● Entries supplied:
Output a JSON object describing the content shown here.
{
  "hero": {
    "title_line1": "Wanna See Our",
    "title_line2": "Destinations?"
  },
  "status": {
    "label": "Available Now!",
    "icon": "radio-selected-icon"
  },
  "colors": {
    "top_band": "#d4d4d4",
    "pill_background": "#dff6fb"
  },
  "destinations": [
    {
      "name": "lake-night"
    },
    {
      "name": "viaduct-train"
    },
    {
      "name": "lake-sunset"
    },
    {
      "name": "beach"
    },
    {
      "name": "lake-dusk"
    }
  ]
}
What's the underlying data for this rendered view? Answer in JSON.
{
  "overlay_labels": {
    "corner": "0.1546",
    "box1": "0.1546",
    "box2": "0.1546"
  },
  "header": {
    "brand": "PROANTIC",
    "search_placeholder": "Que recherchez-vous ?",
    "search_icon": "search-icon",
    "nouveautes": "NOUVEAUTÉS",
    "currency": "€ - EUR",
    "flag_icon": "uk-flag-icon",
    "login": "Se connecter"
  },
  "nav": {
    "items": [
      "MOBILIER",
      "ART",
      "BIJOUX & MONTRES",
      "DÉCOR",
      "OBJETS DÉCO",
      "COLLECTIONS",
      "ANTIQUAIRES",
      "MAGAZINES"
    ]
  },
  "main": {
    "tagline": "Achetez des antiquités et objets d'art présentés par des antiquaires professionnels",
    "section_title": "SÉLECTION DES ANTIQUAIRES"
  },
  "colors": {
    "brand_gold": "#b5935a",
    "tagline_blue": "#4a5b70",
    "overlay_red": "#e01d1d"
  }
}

● Written problem: Your task is to repeat every entry exactly.

● Response:
Output a JSON object describing the content shown here.
{
  "hero": {
    "title_line1": "Wanna See Our",
    "title_line2": "Destinations?"
  },
  "status": {
    "label": "Available Now!",
    "icon": "radio-selected-icon"
  },
  "colors": {
    "top_band": "#d4d4d4",
    "pill_background": "#dff6fb"
  },
  "destinations": [
    {
      "name": "lake-night"
    },
    {
      "name": "viaduct-train"
    },
    {
      "name": "lake-sunset"
    },
    {
      "name": "beach"
    },
    {
      "name": "lake-dusk"
    }
  ]
}
What's the underlying data for this rendered view? Answer in JSON.
{
  "overlay_labels": {
    "corner": "0.1546",
    "box1": "0.1546",
    "box2": "0.1546"
  },
  "header": {
    "brand": "PROANTIC",
    "search_placeholder": "Que recherchez-vous ?",
    "search_icon": "search-icon",
    "nouveautes": "NOUVEAUTÉS",
    "currency": "€ - EUR",
    "flag_icon": "uk-flag-icon",
    "login": "Se connecter"
  },
  "nav": {
    "items": [
      "MOBILIER",
      "ART",
      "BIJOUX & MONTRES",
      "DÉCOR",
      "OBJETS DÉCO",
      "COLLECTIONS",
      "ANTIQUAIRES",
      "MAGAZINES"
    ]
  },
  "main": {
    "tagline": "Achetez des antiquités et objets d'art présentés par des antiquaires professionnels",
    "section_title": "SÉLECTION DES ANTIQUAIRES"
  },
  "colors": {
    "brand_gold": "#b5935a",
    "tagline_blue": "#4a5b70",
    "overlay_red": "#e01d1d"
  }
}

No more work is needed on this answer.